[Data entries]

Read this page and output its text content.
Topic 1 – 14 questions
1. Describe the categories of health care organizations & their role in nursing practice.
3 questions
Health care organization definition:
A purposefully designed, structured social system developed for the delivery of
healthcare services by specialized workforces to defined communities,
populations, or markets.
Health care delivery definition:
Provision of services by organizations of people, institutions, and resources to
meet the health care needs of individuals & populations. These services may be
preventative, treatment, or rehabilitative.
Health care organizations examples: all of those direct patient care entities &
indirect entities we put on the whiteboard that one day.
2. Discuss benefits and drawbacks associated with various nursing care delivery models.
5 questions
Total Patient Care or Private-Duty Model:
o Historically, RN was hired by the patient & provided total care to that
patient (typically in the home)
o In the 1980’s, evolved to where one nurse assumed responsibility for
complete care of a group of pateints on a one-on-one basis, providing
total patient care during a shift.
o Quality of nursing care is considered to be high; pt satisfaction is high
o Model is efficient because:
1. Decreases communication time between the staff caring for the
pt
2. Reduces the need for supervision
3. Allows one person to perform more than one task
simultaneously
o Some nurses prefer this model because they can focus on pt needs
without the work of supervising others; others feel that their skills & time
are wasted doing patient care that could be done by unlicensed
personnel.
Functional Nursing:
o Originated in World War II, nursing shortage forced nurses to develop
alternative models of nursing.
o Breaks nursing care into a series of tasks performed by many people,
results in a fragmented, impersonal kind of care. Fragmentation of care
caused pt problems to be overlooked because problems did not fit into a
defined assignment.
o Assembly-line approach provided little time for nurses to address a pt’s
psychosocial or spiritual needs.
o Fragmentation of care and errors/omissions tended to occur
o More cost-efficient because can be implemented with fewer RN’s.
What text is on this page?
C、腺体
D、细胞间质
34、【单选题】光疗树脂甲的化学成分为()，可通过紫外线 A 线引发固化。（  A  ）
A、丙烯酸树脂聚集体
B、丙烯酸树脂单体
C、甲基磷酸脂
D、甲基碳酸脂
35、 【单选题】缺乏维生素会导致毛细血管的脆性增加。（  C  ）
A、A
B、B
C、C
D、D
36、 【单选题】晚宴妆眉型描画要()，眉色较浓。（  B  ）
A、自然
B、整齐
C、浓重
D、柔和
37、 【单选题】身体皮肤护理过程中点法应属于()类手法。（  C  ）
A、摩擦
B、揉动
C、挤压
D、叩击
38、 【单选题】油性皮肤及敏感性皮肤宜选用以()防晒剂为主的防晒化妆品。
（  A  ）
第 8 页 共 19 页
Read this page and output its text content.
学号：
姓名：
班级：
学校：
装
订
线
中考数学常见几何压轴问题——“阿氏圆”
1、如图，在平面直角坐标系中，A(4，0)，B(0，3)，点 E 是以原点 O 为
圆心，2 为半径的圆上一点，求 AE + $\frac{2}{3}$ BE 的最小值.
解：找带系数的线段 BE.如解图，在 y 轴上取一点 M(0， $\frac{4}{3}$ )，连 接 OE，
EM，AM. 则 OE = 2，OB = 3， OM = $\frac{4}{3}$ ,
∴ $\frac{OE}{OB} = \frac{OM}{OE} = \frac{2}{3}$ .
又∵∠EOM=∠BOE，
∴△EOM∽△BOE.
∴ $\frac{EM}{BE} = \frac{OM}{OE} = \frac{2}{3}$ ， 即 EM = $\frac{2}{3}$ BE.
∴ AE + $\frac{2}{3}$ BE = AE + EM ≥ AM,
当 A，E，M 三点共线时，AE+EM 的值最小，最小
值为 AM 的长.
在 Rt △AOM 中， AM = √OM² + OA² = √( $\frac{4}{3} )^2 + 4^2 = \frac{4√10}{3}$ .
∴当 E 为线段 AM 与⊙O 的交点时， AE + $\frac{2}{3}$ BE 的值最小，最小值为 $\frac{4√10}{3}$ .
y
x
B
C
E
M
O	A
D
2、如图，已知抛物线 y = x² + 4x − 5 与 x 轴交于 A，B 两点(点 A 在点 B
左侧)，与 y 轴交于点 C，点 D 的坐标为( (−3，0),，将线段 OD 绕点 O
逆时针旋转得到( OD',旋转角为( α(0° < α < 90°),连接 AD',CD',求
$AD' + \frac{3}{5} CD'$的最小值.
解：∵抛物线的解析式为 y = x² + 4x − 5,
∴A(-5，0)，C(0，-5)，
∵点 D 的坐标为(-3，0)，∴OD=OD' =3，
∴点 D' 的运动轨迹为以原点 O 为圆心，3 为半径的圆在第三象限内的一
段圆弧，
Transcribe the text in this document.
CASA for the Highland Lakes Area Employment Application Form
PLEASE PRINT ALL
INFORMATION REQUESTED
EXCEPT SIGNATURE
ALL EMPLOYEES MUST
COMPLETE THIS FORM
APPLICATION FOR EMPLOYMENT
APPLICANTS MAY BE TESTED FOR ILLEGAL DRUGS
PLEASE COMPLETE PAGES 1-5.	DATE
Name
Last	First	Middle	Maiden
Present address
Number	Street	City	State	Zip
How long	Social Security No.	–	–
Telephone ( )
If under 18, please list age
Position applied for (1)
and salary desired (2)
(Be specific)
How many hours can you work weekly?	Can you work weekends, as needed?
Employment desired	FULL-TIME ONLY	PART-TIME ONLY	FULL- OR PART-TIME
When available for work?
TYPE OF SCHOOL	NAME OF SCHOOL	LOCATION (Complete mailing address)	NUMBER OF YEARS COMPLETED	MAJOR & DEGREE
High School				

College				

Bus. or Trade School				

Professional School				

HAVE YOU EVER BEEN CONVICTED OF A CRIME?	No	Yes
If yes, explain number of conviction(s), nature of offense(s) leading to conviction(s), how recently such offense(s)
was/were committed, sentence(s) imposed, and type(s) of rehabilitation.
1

> _WHAT YOU WILL DO_: Make a list of all lines in the data that contain "their".

> _IN RESPONSE_:
1. Describe the categories of health care organizations & their role in nursing practice.
without the work of supervising others; others feel that their skills & time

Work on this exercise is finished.